Exercise goal — Look through the lines below and extract any with the word "EXCLUDING".

* START *

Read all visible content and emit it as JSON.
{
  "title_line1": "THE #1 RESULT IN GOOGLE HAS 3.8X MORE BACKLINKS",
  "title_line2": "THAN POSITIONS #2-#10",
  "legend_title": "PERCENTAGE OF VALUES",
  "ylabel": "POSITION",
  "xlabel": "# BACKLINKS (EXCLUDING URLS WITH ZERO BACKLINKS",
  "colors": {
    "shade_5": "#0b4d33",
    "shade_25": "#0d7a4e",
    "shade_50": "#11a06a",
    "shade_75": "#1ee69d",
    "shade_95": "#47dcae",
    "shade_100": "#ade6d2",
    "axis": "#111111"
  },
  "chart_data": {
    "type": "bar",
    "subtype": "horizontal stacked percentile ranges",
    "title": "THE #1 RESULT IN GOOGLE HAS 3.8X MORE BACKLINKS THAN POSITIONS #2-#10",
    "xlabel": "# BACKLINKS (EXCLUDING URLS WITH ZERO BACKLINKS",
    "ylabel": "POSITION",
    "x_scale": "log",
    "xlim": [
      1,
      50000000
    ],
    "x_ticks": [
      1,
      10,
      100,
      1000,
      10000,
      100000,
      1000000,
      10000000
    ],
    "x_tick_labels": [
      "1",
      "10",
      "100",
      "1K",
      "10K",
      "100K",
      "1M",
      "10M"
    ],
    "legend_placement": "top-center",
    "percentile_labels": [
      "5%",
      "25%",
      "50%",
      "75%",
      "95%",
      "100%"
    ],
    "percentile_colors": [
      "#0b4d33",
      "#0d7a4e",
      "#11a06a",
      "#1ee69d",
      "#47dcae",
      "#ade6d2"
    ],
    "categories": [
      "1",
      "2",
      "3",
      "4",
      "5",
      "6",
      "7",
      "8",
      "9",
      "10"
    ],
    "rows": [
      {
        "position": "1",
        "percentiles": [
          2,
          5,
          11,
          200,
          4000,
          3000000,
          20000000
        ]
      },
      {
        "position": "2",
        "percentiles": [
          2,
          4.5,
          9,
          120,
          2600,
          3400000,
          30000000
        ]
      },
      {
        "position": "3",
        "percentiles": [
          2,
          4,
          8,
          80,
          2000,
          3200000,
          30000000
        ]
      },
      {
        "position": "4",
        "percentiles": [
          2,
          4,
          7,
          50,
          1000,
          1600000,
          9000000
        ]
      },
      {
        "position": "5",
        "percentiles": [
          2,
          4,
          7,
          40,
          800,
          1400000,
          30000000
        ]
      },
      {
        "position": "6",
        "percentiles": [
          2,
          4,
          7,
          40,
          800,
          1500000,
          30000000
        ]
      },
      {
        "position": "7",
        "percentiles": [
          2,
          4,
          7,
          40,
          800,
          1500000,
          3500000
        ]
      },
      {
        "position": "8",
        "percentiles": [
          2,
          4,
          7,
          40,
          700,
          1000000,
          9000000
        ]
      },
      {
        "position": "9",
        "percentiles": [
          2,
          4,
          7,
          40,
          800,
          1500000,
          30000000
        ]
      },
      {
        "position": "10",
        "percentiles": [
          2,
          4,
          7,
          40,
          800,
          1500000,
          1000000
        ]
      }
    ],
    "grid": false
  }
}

* END *

Completed task —
  "xlabel": "# BACKLINKS (EXCLUDING URLS WITH ZERO BACKLINKS",
    "xlabel": "# BACKLINKS (EXCLUDING URLS WITH ZERO BACKLINKS",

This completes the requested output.